- **TASK TO COMPLETE**: Copy exactly the run of lines that begins at the line with "Read this page and output its text content." and ends at the final line of the entries.

- **RECORDS FOR THIS EXERCISE**:

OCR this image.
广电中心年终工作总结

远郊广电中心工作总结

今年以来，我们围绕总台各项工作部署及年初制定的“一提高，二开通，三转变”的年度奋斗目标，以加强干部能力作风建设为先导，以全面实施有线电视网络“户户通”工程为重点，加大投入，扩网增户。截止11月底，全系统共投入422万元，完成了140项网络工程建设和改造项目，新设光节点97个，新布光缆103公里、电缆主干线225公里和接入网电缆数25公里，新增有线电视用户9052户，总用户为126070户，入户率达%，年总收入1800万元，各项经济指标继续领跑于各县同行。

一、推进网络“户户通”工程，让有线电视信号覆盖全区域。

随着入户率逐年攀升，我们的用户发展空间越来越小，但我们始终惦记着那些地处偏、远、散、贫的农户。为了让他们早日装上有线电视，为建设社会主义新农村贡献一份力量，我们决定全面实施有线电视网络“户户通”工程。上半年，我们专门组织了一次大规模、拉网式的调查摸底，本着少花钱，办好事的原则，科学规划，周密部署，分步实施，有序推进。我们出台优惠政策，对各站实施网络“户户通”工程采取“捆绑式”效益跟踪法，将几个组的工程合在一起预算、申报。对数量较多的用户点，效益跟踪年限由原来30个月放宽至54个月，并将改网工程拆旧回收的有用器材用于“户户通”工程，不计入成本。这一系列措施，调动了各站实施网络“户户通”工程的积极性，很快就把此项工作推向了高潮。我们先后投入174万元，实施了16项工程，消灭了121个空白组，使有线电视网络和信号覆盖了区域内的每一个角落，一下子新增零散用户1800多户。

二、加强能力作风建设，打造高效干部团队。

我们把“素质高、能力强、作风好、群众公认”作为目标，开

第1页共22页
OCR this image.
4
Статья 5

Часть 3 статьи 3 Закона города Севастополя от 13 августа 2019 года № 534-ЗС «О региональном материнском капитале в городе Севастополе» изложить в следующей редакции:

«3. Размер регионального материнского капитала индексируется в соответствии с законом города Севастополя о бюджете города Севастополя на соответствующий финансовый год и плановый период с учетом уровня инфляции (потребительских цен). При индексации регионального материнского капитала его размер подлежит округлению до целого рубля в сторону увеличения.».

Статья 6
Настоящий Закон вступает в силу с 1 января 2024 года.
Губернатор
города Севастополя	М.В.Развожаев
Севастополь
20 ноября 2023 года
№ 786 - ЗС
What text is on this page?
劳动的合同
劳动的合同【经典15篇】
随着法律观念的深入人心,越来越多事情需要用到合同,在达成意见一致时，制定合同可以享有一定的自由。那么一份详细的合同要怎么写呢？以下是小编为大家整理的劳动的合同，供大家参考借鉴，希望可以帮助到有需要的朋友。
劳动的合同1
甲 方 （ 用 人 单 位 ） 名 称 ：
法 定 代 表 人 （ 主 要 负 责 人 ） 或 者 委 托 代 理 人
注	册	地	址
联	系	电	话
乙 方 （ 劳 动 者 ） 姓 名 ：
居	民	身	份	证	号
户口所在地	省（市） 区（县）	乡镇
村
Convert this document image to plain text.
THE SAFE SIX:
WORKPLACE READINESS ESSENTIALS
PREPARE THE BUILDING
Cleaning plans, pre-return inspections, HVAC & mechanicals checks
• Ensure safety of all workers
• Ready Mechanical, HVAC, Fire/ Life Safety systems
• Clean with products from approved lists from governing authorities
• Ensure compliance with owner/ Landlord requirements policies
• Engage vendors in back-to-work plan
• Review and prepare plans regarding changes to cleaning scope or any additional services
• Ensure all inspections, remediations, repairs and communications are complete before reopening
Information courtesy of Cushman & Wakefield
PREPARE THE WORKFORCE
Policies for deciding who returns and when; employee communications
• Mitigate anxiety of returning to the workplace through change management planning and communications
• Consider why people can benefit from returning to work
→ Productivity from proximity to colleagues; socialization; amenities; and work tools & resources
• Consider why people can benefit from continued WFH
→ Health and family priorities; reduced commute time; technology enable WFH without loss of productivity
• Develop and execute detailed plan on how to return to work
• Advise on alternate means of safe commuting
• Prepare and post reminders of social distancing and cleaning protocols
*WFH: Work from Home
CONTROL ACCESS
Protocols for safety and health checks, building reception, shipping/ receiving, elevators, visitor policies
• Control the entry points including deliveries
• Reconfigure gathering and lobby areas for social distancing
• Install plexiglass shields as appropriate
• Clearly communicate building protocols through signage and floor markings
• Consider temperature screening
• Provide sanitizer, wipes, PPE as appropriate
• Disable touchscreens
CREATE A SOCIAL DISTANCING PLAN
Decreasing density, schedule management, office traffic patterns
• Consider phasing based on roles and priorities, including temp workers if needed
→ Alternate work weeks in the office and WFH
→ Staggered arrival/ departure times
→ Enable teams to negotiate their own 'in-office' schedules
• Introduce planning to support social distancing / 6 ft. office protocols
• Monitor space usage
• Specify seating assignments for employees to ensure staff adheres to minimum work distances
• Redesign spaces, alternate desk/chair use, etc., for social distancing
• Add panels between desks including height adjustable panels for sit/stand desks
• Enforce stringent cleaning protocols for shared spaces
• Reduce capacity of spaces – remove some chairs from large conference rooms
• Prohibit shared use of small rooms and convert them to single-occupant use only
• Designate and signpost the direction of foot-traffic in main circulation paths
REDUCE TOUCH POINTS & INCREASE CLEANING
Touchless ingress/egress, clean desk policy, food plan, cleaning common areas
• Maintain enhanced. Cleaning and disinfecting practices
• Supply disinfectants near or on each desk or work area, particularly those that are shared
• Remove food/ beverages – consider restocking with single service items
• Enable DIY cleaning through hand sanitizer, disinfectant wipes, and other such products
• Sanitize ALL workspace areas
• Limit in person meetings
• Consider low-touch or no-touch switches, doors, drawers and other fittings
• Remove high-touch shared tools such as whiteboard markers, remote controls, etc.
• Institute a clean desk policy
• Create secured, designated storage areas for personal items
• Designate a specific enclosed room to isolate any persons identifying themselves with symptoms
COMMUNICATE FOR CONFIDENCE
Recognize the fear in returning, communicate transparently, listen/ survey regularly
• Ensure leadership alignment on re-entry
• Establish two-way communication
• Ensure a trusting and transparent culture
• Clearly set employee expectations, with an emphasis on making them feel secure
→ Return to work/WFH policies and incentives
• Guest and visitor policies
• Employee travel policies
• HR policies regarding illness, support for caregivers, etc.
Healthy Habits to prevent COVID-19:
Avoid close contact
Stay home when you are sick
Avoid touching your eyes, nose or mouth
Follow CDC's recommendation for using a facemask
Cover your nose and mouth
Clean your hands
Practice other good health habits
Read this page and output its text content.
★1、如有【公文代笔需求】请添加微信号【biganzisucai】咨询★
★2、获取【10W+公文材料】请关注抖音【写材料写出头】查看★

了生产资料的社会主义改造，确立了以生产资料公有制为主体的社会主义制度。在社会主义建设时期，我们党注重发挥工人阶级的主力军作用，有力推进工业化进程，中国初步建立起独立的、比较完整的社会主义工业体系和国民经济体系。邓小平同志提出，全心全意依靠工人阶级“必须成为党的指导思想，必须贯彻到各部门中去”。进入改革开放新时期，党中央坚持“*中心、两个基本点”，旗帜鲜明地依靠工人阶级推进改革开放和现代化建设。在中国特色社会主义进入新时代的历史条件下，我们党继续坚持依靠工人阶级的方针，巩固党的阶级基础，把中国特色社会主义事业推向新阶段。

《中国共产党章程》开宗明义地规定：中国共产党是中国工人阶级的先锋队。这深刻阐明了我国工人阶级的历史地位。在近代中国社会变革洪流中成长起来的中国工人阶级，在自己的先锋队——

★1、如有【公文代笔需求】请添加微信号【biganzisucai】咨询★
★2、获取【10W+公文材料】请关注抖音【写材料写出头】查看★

- **FINAL RESULT**:
Read this page and output its text content.
★1、如有【公文代笔需求】请添加微信号【biganzisucai】咨询★
★2、获取【10W+公文材料】请关注抖音【写材料写出头】查看★

了生产资料的社会主义改造，确立了以生产资料公有制为主体的社会主义制度。在社会主义建设时期，我们党注重发挥工人阶级的主力军作用，有力推进工业化进程，中国初步建立起独立的、比较完整的社会主义工业体系和国民经济体系。邓小平同志提出，全心全意依靠工人阶级“必须成为党的指导思想，必须贯彻到各部门中去”。进入改革开放新时期，党中央坚持“*中心、两个基本点”，旗帜鲜明地依靠工人阶级推进改革开放和现代化建设。在中国特色社会主义进入新时代的历史条件下，我们党继续坚持依靠工人阶级的方针，巩固党的阶级基础，把中国特色社会主义事业推向新阶段。

《中国共产党章程》开宗明义地规定：中国共产党是中国工人阶级的先锋队。这深刻阐明了我国工人阶级的历史地位。在近代中国社会变革洪流中成长起来的中国工人阶级，在自己的先锋队——

★1、如有【公文代笔需求】请添加微信号【biganzisucai】咨询★
★2、获取【10W+公文材料】请关注抖音【写材料写出头】查看★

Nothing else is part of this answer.